═══ INFORMATION PROVIDED ═══

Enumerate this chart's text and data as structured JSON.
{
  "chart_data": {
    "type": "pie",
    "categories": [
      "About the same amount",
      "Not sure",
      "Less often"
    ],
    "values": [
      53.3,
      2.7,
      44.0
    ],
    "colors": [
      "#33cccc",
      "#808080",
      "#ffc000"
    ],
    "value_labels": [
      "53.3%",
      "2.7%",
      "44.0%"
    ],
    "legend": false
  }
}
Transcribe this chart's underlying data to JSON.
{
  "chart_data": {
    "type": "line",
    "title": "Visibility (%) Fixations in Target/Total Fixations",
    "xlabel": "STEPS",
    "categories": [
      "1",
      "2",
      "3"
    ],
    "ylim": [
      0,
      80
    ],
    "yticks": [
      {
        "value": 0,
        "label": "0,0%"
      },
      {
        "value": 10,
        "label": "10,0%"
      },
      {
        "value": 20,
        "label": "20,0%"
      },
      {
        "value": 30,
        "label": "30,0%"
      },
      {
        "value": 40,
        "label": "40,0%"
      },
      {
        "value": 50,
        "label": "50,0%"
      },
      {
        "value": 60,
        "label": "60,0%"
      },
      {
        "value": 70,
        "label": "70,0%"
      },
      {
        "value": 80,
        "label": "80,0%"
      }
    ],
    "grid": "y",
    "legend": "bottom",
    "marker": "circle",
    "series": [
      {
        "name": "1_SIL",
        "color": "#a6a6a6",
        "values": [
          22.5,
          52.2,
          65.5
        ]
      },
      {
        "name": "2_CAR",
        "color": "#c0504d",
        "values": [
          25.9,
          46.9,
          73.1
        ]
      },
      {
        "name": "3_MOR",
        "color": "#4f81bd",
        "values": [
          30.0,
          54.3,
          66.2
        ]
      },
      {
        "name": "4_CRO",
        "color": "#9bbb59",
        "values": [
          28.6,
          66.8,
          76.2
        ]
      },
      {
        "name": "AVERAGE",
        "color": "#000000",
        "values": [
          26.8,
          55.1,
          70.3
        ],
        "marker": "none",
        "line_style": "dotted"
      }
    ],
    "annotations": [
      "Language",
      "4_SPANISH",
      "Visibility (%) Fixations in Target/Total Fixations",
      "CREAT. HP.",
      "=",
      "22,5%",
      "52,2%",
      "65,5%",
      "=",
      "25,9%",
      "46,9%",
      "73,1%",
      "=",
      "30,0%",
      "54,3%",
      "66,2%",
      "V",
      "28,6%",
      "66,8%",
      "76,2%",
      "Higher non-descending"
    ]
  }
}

═══

§ **YOUR INSTRUCTIONS**
Gather, from the listing above, every line carrying the word "Total".

§ **FINAL ANSWER**
    "title": "Visibility (%) Fixations in Target/Total Fixations",
      "Visibility (%) Fixations in Target/Total Fixations",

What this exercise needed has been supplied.